▶ [Exercise description] In your copy of the data, keep every word exact and include no pictures.

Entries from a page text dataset
________________________________________

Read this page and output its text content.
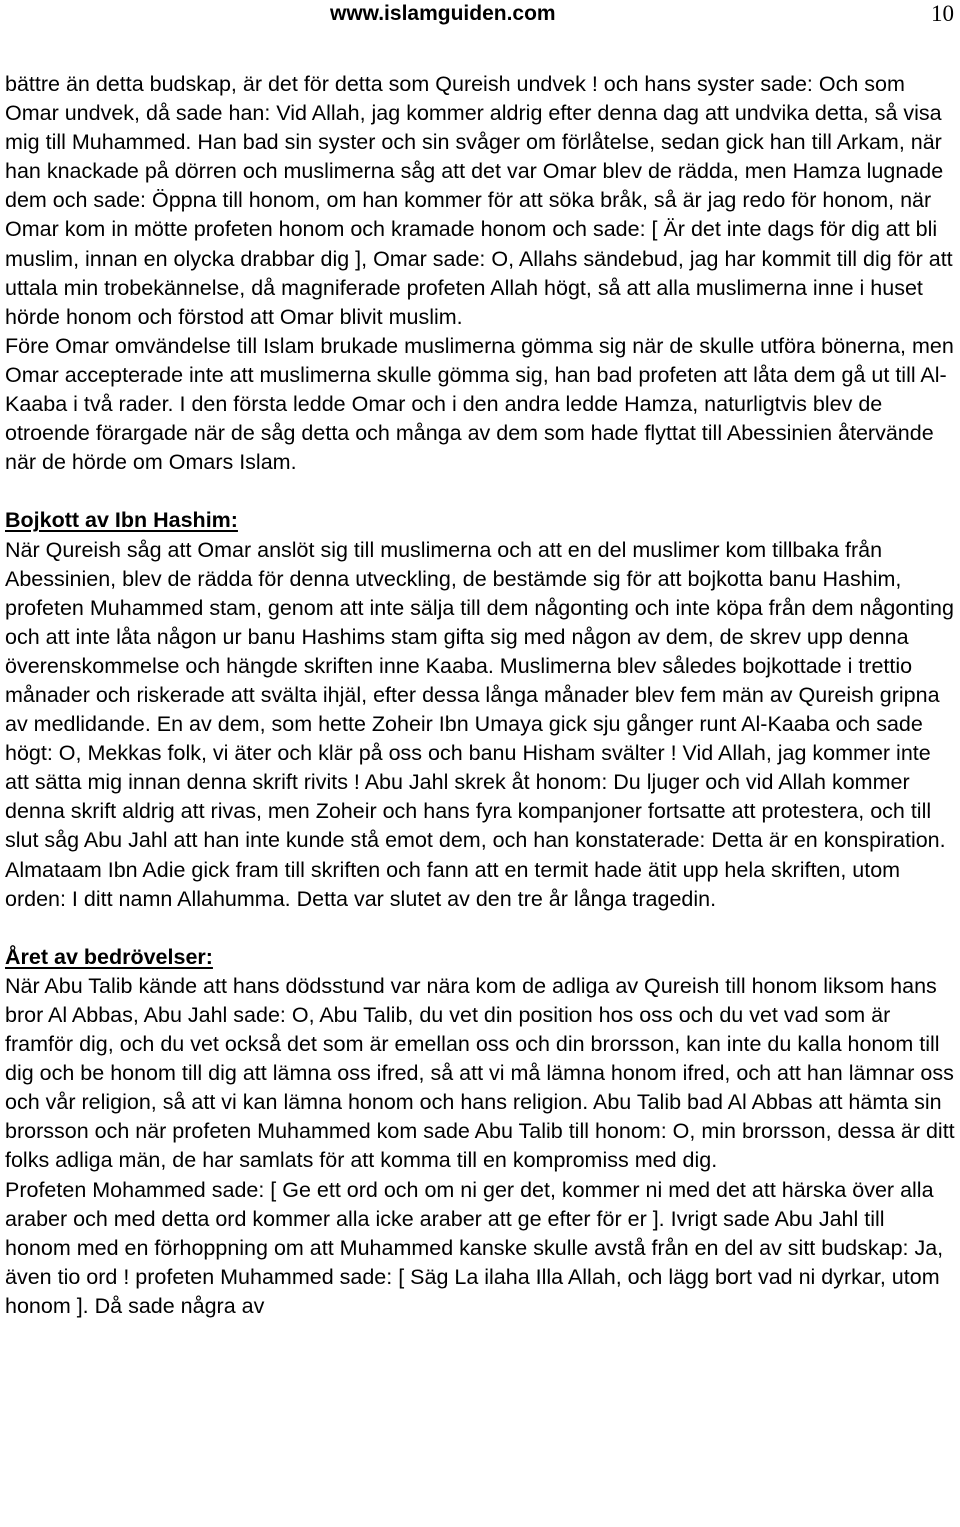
www.islamguiden.com	10

bättre än detta budskap, är det för detta som Qureish undvek ! och hans syster sade: Och som Omar undvek, då sade han: Vid Allah, jag kommer aldrig efter denna dag att undvika detta, så visa mig till Muhammed. Han bad sin syster och sin svåger om förlåtelse, sedan gick han till Arkam, när han knackade på dörren och muslimerna såg att det var Omar blev de rädda, men Hamza lugnade dem och sade: Öppna till honom, om han kommer för att söka bråk, så är jag redo för honom, när Omar kom in mötte profeten honom och kramade honom och sade: [ Är det inte dags för dig att bli muslim, innan en olycka drabbar dig ], Omar sade: O, Allahs sändebud, jag har kommit till dig för att uttala min trobekännelse, då magniferade profeten Allah högt, så att alla muslimerna inne i huset hörde honom och förstod att Omar blivit muslim.

Före Omar omvändelse till Islam brukade muslimerna gömma sig när de skulle utföra bönerna, men Omar accepterade inte att muslimerna skulle gömma sig, han bad profeten att låta dem gå ut till Al-Kaaba i två rader. I den första ledde Omar och i den andra ledde Hamza, naturligtvis blev de otroende förargade när de såg detta och många av dem som hade flyttat till Abessinien återvände när de hörde om Omars Islam.

Bojkott av Ibn Hashim:

När Qureish såg att Omar anslöt sig till muslimerna och att en del muslimer kom tillbaka från Abessinien, blev de rädda för denna utveckling, de bestämde sig för att bojkotta banu Hashim, profeten Muhammed stam, genom att inte sälja till dem någonting och inte köpa från dem någonting och att inte låta någon ur banu Hashims stam gifta sig med någon av dem, de skrev upp denna överenskommelse och hängde skriften inne Kaaba. Muslimerna blev således bojkottade i trettio månader och riskerade att svälta ihjäl, efter dessa långa månader blev fem män av Qureish gripna av medlidande. En av dem, som hette Zoheir Ibn Umaya gick sju gånger runt Al-Kaaba och sade högt: O, Mekkas folk, vi äter och klär på oss och banu Hisham svälter ! Vid Allah, jag kommer inte att sätta mig innan denna skrift rivits ! Abu Jahl skrek åt honom: Du ljuger och vid Allah kommer denna skrift aldrig att rivas, men Zoheir och hans fyra kompanjoner fortsatte att protestera, och till slut såg Abu Jahl att han inte kunde stå emot dem, och han konstaterade: Detta är en konspiration. Almataam Ibn Adie gick fram till skriften och fann att en termit hade ätit upp hela skriften, utom orden: I ditt namn Allahumma. Detta var slutet av den tre år långa tragedin.

Året av bedrövelser:

När Abu Talib kände att hans dödsstund var nära kom de adliga av Qureish till honom liksom hans bror Al Abbas, Abu Jahl sade: O, Abu Talib, du vet din position hos oss och du vet vad som är framför dig, och du vet också det som är emellan oss och din brorsson, kan inte du kalla honom till dig och be honom till dig att lämna oss ifred, så att vi må lämna honom ifred, och att han lämnar oss och vår religion, så att vi kan lämna honom och hans religion. Abu Talib bad Al Abbas att hämta sin brorsson och när profeten Muhammed kom sade Abu Talib till honom: O, min brorsson, dessa är ditt folks adliga män, de har samlats för att komma till en kompromiss med dig.

Profeten Mohammed sade: [ Ge ett ord och om ni ger det, kommer ni med det att härska över alla araber och med detta ord kommer alla icke araber att ge efter för er ]. Ivrigt sade Abu Jahl till honom med en förhoppning om att Muhammed kanske skulle avstå från en del av sitt budskap: Ja, även tio ord ! profeten Muhammed sade: [ Säg La ilaha Illa Allah, och lägg bort vad ni dyrkar, utom honom ]. Då sade några av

________________________________________

▶ [Exercise output]
Read this page and output its text content.
www.islamguiden.com	10

bättre än detta budskap, är det för detta som Qureish undvek ! och hans syster sade: Och som Omar undvek, då sade han: Vid Allah, jag kommer aldrig efter denna dag att undvika detta, så visa mig till Muhammed. Han bad sin syster och sin svåger om förlåtelse, sedan gick han till Arkam, när han knackade på dörren och muslimerna såg att det var Omar blev de rädda, men Hamza lugnade dem och sade: Öppna till honom, om han kommer för att söka bråk, så är jag redo för honom, när Omar kom in mötte profeten honom och kramade honom och sade: [ Är det inte dags för dig att bli muslim, innan en olycka drabbar dig ], Omar sade: O, Allahs sändebud, jag har kommit till dig för att uttala min trobekännelse, då magniferade profeten Allah högt, så att alla muslimerna inne i huset hörde honom och förstod att Omar blivit muslim.

Före Omar omvändelse till Islam brukade muslimerna gömma sig när de skulle utföra bönerna, men Omar accepterade inte att muslimerna skulle gömma sig, han bad profeten att låta dem gå ut till Al-Kaaba i två rader. I den första ledde Omar och i den andra ledde Hamza, naturligtvis blev de otroende förargade när de såg detta och många av dem som hade flyttat till Abessinien återvände när de hörde om Omars Islam.

Bojkott av Ibn Hashim:

När Qureish såg att Omar anslöt sig till muslimerna och att en del muslimer kom tillbaka från Abessinien, blev de rädda för denna utveckling, de bestämde sig för att bojkotta banu Hashim, profeten Muhammed stam, genom att inte sälja till dem någonting och inte köpa från dem någonting och att inte låta någon ur banu Hashims stam gifta sig med någon av dem, de skrev upp denna överenskommelse och hängde skriften inne Kaaba. Muslimerna blev således bojkottade i trettio månader och riskerade att svälta ihjäl, efter dessa långa månader blev fem män av Qureish gripna av medlidande. En av dem, som hette Zoheir Ibn Umaya gick sju gånger runt Al-Kaaba och sade högt: O, Mekkas folk, vi äter och klär på oss och banu Hisham svälter ! Vid Allah, jag kommer inte att sätta mig innan denna skrift rivits ! Abu Jahl skrek åt honom: Du ljuger och vid Allah kommer denna skrift aldrig att rivas, men Zoheir och hans fyra kompanjoner fortsatte att protestera, och till slut såg Abu Jahl att han inte kunde stå emot dem, och han konstaterade: Detta är en konspiration. Almataam Ibn Adie gick fram till skriften och fann att en termit hade ätit upp hela skriften, utom orden: I ditt namn Allahumma. Detta var slutet av den tre år långa tragedin.

Året av bedrövelser:

När Abu Talib kände att hans dödsstund var nära kom de adliga av Qureish till honom liksom hans bror Al Abbas, Abu Jahl sade: O, Abu Talib, du vet din position hos oss och du vet vad som är framför dig, och du vet också det som är emellan oss och din brorsson, kan inte du kalla honom till dig och be honom till dig att lämna oss ifred, så att vi må lämna honom ifred, och att han lämnar oss och vår religion, så att vi kan lämna honom och hans religion. Abu Talib bad Al Abbas att hämta sin brorsson och när profeten Muhammed kom sade Abu Talib till honom: O, min brorsson, dessa är ditt folks adliga män, de har samlats för att komma till en kompromiss med dig.

Profeten Mohammed sade: [ Ge ett ord och om ni ger det, kommer ni med det att härska över alla araber och med detta ord kommer alla icke araber att ge efter för er ]. Ivrigt sade Abu Jahl till honom med en förhoppning om att Muhammed kanske skulle avstå från en del av sitt budskap: Ja, även tio ord ! profeten Muhammed sade: [ Säg La ilaha Illa Allah, och lägg bort vad ni dyrkar, utom honom ]. Då sade några av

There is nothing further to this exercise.